▸ WHAT NEEDS TO BE DONE:
Omit all images. Transcribe the rest of the material below exactly.

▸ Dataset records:
===============
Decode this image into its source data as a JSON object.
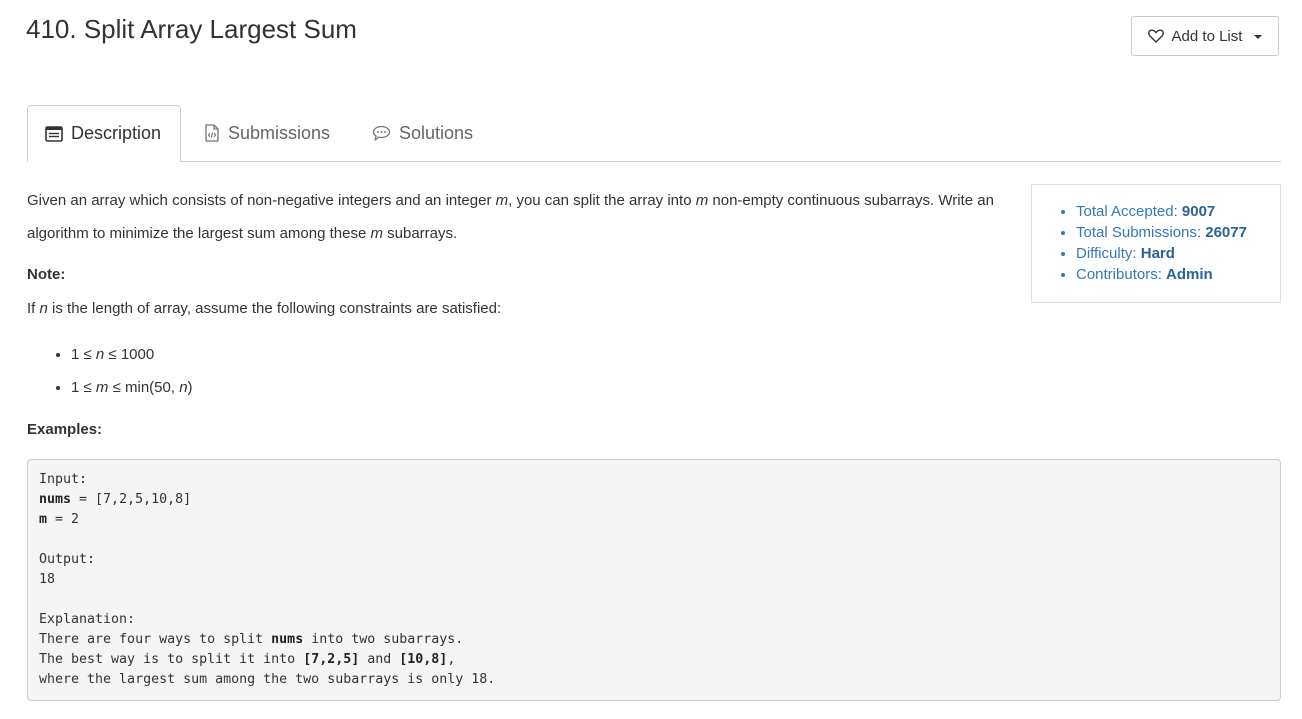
{
  "problem": {
    "title": "410. Split Array Largest Sum"
  },
  "toolbar": {
    "add_to_list_label": "Add to List"
  },
  "tabs": [
    {
      "label": "Description",
      "icon": "description-icon"
    },
    {
      "label": "Submissions",
      "icon": "code-file-icon"
    },
    {
      "label": "Solutions",
      "icon": "chat-bubble-icon"
    }
  ],
  "description": {
    "text_1": "Given an array which consists of non-negative integers and an integer ",
    "m": "m",
    "text_2": ", you can split the array into ",
    "text_3": " non-empty continuous subarrays. Write an algorithm to minimize the largest sum among these ",
    "text_4": " subarrays."
  },
  "note": {
    "heading": "Note:"
  },
  "constraint": {
    "prefix": "If ",
    "n": "n",
    "suffix": " is the length of array, assume the following constraints are satisfied:"
  },
  "constraints": [
    {
      "left": "1 ≤ ",
      "var": "n",
      "right": " ≤ 1000"
    },
    {
      "left": "1 ≤ ",
      "var": "m",
      "right": " ≤ min(50, ",
      "var2": "n",
      "tail": ")"
    }
  ],
  "examples": {
    "heading": "Examples:",
    "input_label": "Input:",
    "nums_key": "nums",
    "nums_value": " = [7,2,5,10,8]",
    "m_key": "m",
    "m_value": " = 2",
    "output_label": "Output:",
    "output_value": "18",
    "explanation_label": "Explanation:",
    "exp_1a": "There are four ways to split ",
    "exp_1b": "nums",
    "exp_1c": " into two subarrays.",
    "exp_2a": "The best way is to split it into ",
    "exp_2b": "[7,2,5]",
    "exp_2c": " and ",
    "exp_2d": "[10,8]",
    "exp_2e": ",",
    "exp_3": "where the largest sum among the two subarrays is only 18."
  },
  "stats": [
    {
      "label": "Total Accepted: ",
      "value": "9007"
    },
    {
      "label": "Total Submissions: ",
      "value": "26077"
    },
    {
      "label": "Difficulty: ",
      "value": "Hard"
    },
    {
      "label": "Contributors: ",
      "value": "Admin"
    }
  ],
  "colors": {
    "link_blue": "#337ab7",
    "code_bg": "#f5f5f5",
    "border": "#cccccc"
  }
}
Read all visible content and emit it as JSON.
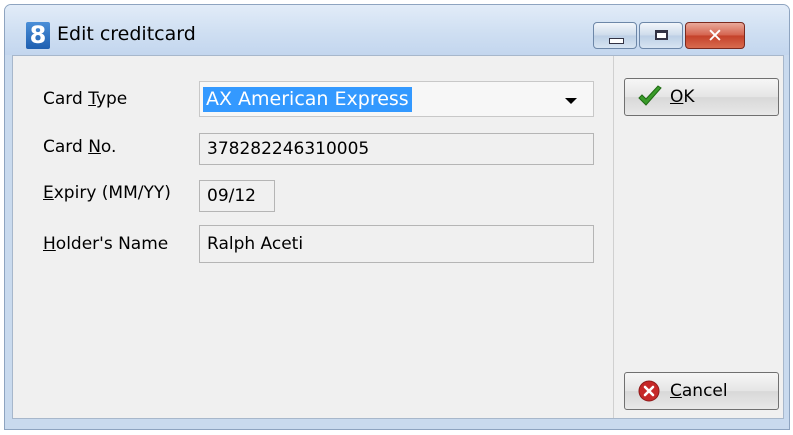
{
  "window": {
    "title": "Edit creditcard",
    "app_icon_glyph": "8",
    "close_glyph": "✕"
  },
  "form": {
    "card_type": {
      "label_pre": "Card ",
      "label_mnemonic": "T",
      "label_post": "ype",
      "value": "AX   American Express"
    },
    "card_no": {
      "label_pre": "Card ",
      "label_mnemonic": "N",
      "label_post": "o.",
      "value": "378282246310005"
    },
    "expiry": {
      "label_pre": "",
      "label_mnemonic": "E",
      "label_post": "xpiry (MM/YY)",
      "value": "09/12"
    },
    "holder": {
      "label_pre": "",
      "label_mnemonic": "H",
      "label_post": "older's Name",
      "value": "Ralph Aceti"
    }
  },
  "buttons": {
    "ok": {
      "mnemonic": "O",
      "rest": "K",
      "icon": "checkmark-icon"
    },
    "cancel": {
      "mnemonic": "C",
      "rest": "ancel",
      "icon": "cancel-icon"
    }
  },
  "colors": {
    "selection": "#3399ff",
    "ok_green": "#3a9b2a",
    "cancel_red": "#c62828"
  }
}
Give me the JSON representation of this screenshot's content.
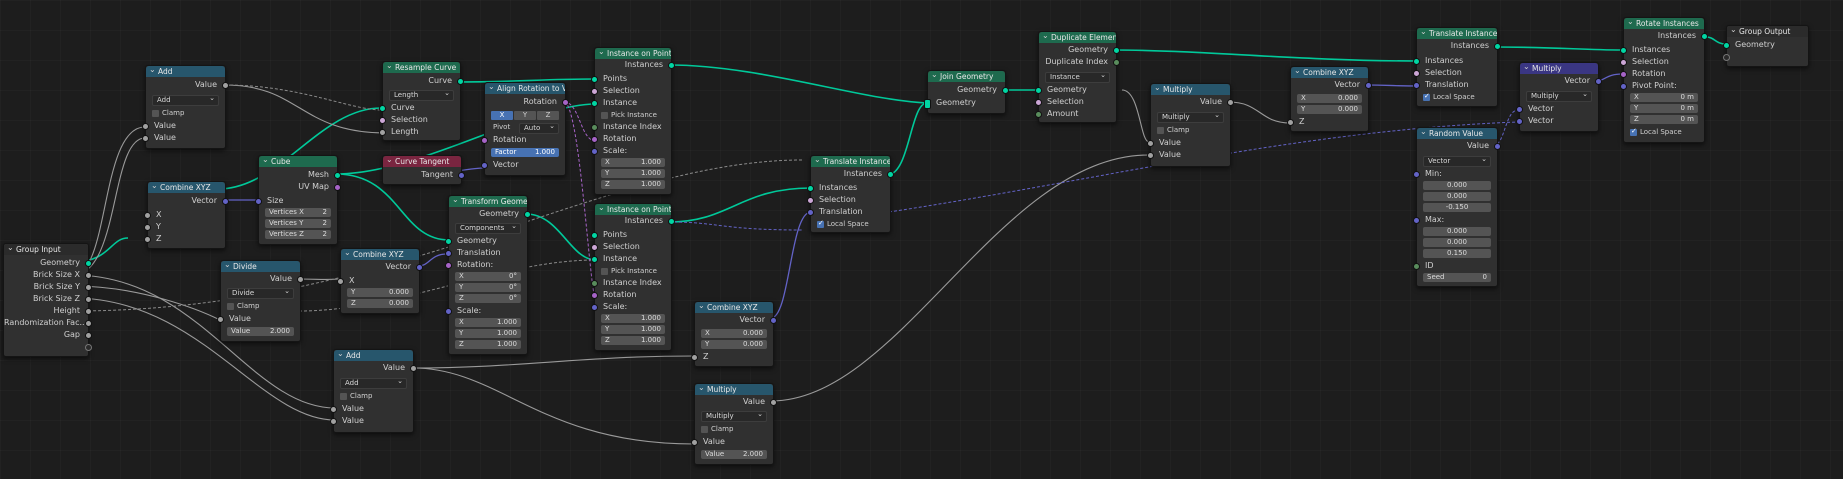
{
  "labels": {
    "geometry": "Geometry",
    "value": "Value",
    "vector": "Vector",
    "x": "X",
    "y": "Y",
    "z": "Z",
    "clamp": "Clamp",
    "instances": "Instances",
    "points": "Points",
    "instance": "Instance",
    "selection": "Selection",
    "pick_instance": "Pick Instance",
    "instance_index": "Instance Index",
    "rotation": "Rotation",
    "scale": "Scale:",
    "rotation_colon": "Rotation:",
    "translation": "Translation",
    "local_space": "Local Space",
    "curve": "Curve",
    "length": "Length",
    "mesh": "Mesh",
    "uv_map": "UV Map",
    "size": "Size",
    "tangent": "Tangent",
    "pivot": "Pivot",
    "factor": "Factor",
    "amount": "Amount",
    "duplicate_index": "Duplicate Index",
    "min": "Min:",
    "max": "Max:",
    "id": "ID",
    "seed": "Seed",
    "pivot_point": "Pivot Point:",
    "verts_x": "Vertices X",
    "verts_y": "Vertices Y",
    "verts_z": "Vertices Z"
  },
  "nodes": {
    "group_input": {
      "title": "Group Input",
      "outputs": [
        "Geometry",
        "Brick Size X",
        "Brick Size Y",
        "Brick Size Z",
        "Height",
        "Randomization Fac...",
        "Gap"
      ]
    },
    "add_top": {
      "title": "Add",
      "operation": "Add"
    },
    "combine_xyz_1": {
      "title": "Combine XYZ"
    },
    "resample_curve": {
      "title": "Resample Curve",
      "mode": "Length"
    },
    "cube": {
      "title": "Cube",
      "vx": "2",
      "vy": "2",
      "vz": "2"
    },
    "curve_tangent": {
      "title": "Curve Tangent"
    },
    "align_rotation": {
      "title": "Align Rotation to V...",
      "axis_x": "X",
      "axis_y": "Y",
      "axis_z": "Z",
      "pivot_value": "Auto",
      "factor_value": "1.000"
    },
    "instance_on_points_1": {
      "title": "Instance on Points",
      "sx": "1.000",
      "sy": "1.000",
      "sz": "1.000"
    },
    "transform_geometry": {
      "title": "Transform Geometry",
      "mode": "Components",
      "rx": "0°",
      "ry": "0°",
      "rz": "0°",
      "sx": "1.000",
      "sy": "1.000",
      "sz": "1.000"
    },
    "instance_on_points_2": {
      "title": "Instance on Points",
      "sx": "1.000",
      "sy": "1.000",
      "sz": "1.000"
    },
    "divide": {
      "title": "Divide",
      "operation": "Divide",
      "value2": "2.000"
    },
    "combine_xyz_2": {
      "title": "Combine XYZ",
      "y": "0.000",
      "z": "0.000"
    },
    "add_bottom": {
      "title": "Add",
      "operation": "Add"
    },
    "combine_xyz_3": {
      "title": "Combine XYZ",
      "x": "0.000",
      "y": "0.000"
    },
    "multiply_bottom": {
      "title": "Multiply",
      "operation": "Multiply",
      "value2": "2.000"
    },
    "translate_instances_1": {
      "title": "Translate Instances"
    },
    "join_geometry": {
      "title": "Join Geometry"
    },
    "duplicate_elements": {
      "title": "Duplicate Elements",
      "domain": "Instance"
    },
    "multiply_mid": {
      "title": "Multiply",
      "operation": "Multiply"
    },
    "combine_xyz_4": {
      "title": "Combine XYZ",
      "x": "0.000",
      "y": "0.000"
    },
    "translate_instances_2": {
      "title": "Translate Instances"
    },
    "random_value": {
      "title": "Random Value",
      "type": "Vector",
      "min": [
        "0.000",
        "0.000",
        "-0.150"
      ],
      "max": [
        "0.000",
        "0.000",
        "0.150"
      ],
      "seed": "0"
    },
    "multiply_vec": {
      "title": "Multiply",
      "operation": "Multiply"
    },
    "rotate_instances": {
      "title": "Rotate Instances",
      "px": "0 m",
      "py": "0 m",
      "pz": "0 m"
    },
    "group_output": {
      "title": "Group Output"
    }
  },
  "colors": {
    "geometry_socket": "#00d6a3",
    "float_socket": "#a1a1a1",
    "vector_socket": "#6363c7",
    "rotation_socket": "#a663c7",
    "accent": "#4772b3"
  }
}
===============
▸ SOLUTION TO THIS EXERCISE:
Decode this image into its source data as a JSON object.
{
  "problem": {
    "title": "410. Split Array Largest Sum"
  },
  "toolbar": {
    "add_to_list_label": "Add to List"
  },
  "tabs": [
    {
      "label": "Description",
      "icon": "description-icon"
    },
    {
      "label": "Submissions",
      "icon": "code-file-icon"
    },
    {
      "label": "Solutions",
      "icon": "chat-bubble-icon"
    }
  ],
  "description": {
    "text_1": "Given an array which consists of non-negative integers and an integer ",
    "m": "m",
    "text_2": ", you can split the array into ",
    "text_3": " non-empty continuous subarrays. Write an algorithm to minimize the largest sum among these ",
    "text_4": " subarrays."
  },
  "note": {
    "heading": "Note:"
  },
  "constraint": {
    "prefix": "If ",
    "n": "n",
    "suffix": " is the length of array, assume the following constraints are satisfied:"
  },
  "constraints": [
    {
      "left": "1 ≤ ",
      "var": "n",
      "right": " ≤ 1000"
    },
    {
      "left": "1 ≤ ",
      "var": "m",
      "right": " ≤ min(50, ",
      "var2": "n",
      "tail": ")"
    }
  ],
  "examples": {
    "heading": "Examples:",
    "input_label": "Input:",
    "nums_key": "nums",
    "nums_value": " = [7,2,5,10,8]",
    "m_key": "m",
    "m_value": " = 2",
    "output_label": "Output:",
    "output_value": "18",
    "explanation_label": "Explanation:",
    "exp_1a": "There are four ways to split ",
    "exp_1b": "nums",
    "exp_1c": " into two subarrays.",
    "exp_2a": "The best way is to split it into ",
    "exp_2b": "[7,2,5]",
    "exp_2c": " and ",
    "exp_2d": "[10,8]",
    "exp_2e": ",",
    "exp_3": "where the largest sum among the two subarrays is only 18."
  },
  "stats": [
    {
      "label": "Total Accepted: ",
      "value": "9007"
    },
    {
      "label": "Total Submissions: ",
      "value": "26077"
    },
    {
      "label": "Difficulty: ",
      "value": "Hard"
    },
    {
      "label": "Contributors: ",
      "value": "Admin"
    }
  ],
  "colors": {
    "link_blue": "#337ab7",
    "code_bg": "#f5f5f5",
    "border": "#cccccc"
  }
}
Read all visible content and emit it as JSON.
{
  "window": {
    "title": "Edit creditcard",
    "app_icon_glyph": "8",
    "close_glyph": "✕"
  },
  "form": {
    "card_type": {
      "label_pre": "Card ",
      "label_mnemonic": "T",
      "label_post": "ype",
      "value": "AX   American Express"
    },
    "card_no": {
      "label_pre": "Card ",
      "label_mnemonic": "N",
      "label_post": "o.",
      "value": "378282246310005"
    },
    "expiry": {
      "label_pre": "",
      "label_mnemonic": "E",
      "label_post": "xpiry (MM/YY)",
      "value": "09/12"
    },
    "holder": {
      "label_pre": "",
      "label_mnemonic": "H",
      "label_post": "older's Name",
      "value": "Ralph Aceti"
    }
  },
  "buttons": {
    "ok": {
      "mnemonic": "O",
      "rest": "K",
      "icon": "checkmark-icon"
    },
    "cancel": {
      "mnemonic": "C",
      "rest": "ancel",
      "icon": "cancel-icon"
    }
  },
  "colors": {
    "selection": "#3399ff",
    "ok_green": "#3a9b2a",
    "cancel_red": "#c62828"
  }
}
Give me the JSON representation of this screenshot's content.
{
  "labels": {
    "geometry": "Geometry",
    "value": "Value",
    "vector": "Vector",
    "x": "X",
    "y": "Y",
    "z": "Z",
    "clamp": "Clamp",
    "instances": "Instances",
    "points": "Points",
    "instance": "Instance",
    "selection": "Selection",
    "pick_instance": "Pick Instance",
    "instance_index": "Instance Index",
    "rotation": "Rotation",
    "scale": "Scale:",
    "rotation_colon": "Rotation:",
    "translation": "Translation",
    "local_space": "Local Space",
    "curve": "Curve",
    "length": "Length",
    "mesh": "Mesh",
    "uv_map": "UV Map",
    "size": "Size",
    "tangent": "Tangent",
    "pivot": "Pivot",
    "factor": "Factor",
    "amount": "Amount",
    "duplicate_index": "Duplicate Index",
    "min": "Min:",
    "max": "Max:",
    "id": "ID",
    "seed": "Seed",
    "pivot_point": "Pivot Point:",
    "verts_x": "Vertices X",
    "verts_y": "Vertices Y",
    "verts_z": "Vertices Z"
  },
  "nodes": {
    "group_input": {
      "title": "Group Input",
      "outputs": [
        "Geometry",
        "Brick Size X",
        "Brick Size Y",
        "Brick Size Z",
        "Height",
        "Randomization Fac...",
        "Gap"
      ]
    },
    "add_top": {
      "title": "Add",
      "operation": "Add"
    },
    "combine_xyz_1": {
      "title": "Combine XYZ"
    },
    "resample_curve": {
      "title": "Resample Curve",
      "mode": "Length"
    },
    "cube": {
      "title": "Cube",
      "vx": "2",
      "vy": "2",
      "vz": "2"
    },
    "curve_tangent": {
      "title": "Curve Tangent"
    },
    "align_rotation": {
      "title": "Align Rotation to V...",
      "axis_x": "X",
      "axis_y": "Y",
      "axis_z": "Z",
      "pivot_value": "Auto",
      "factor_value": "1.000"
    },
    "instance_on_points_1": {
      "title": "Instance on Points",
      "sx": "1.000",
      "sy": "1.000",
      "sz": "1.000"
    },
    "transform_geometry": {
      "title": "Transform Geometry",
      "mode": "Components",
      "rx": "0°",
      "ry": "0°",
      "rz": "0°",
      "sx": "1.000",
      "sy": "1.000",
      "sz": "1.000"
    },
    "instance_on_points_2": {
      "title": "Instance on Points",
      "sx": "1.000",
      "sy": "1.000",
      "sz": "1.000"
    },
    "divide": {
      "title": "Divide",
      "operation": "Divide",
      "value2": "2.000"
    },
    "combine_xyz_2": {
      "title": "Combine XYZ",
      "y": "0.000",
      "z": "0.000"
    },
    "add_bottom": {
      "title": "Add",
      "operation": "Add"
    },
    "combine_xyz_3": {
      "title": "Combine XYZ",
      "x": "0.000",
      "y": "0.000"
    },
    "multiply_bottom": {
      "title": "Multiply",
      "operation": "Multiply",
      "value2": "2.000"
    },
    "translate_instances_1": {
      "title": "Translate Instances"
    },
    "join_geometry": {
      "title": "Join Geometry"
    },
    "duplicate_elements": {
      "title": "Duplicate Elements",
      "domain": "Instance"
    },
    "multiply_mid": {
      "title": "Multiply",
      "operation": "Multiply"
    },
    "combine_xyz_4": {
      "title": "Combine XYZ",
      "x": "0.000",
      "y": "0.000"
    },
    "translate_instances_2": {
      "title": "Translate Instances"
    },
    "random_value": {
      "title": "Random Value",
      "type": "Vector",
      "min": [
        "0.000",
        "0.000",
        "-0.150"
      ],
      "max": [
        "0.000",
        "0.000",
        "0.150"
      ],
      "seed": "0"
    },
    "multiply_vec": {
      "title": "Multiply",
      "operation": "Multiply"
    },
    "rotate_instances": {
      "title": "Rotate Instances",
      "px": "0 m",
      "py": "0 m",
      "pz": "0 m"
    },
    "group_output": {
      "title": "Group Output"
    }
  },
  "colors": {
    "geometry_socket": "#00d6a3",
    "float_socket": "#a1a1a1",
    "vector_socket": "#6363c7",
    "rotation_socket": "#a663c7",
    "accent": "#4772b3"
  }
}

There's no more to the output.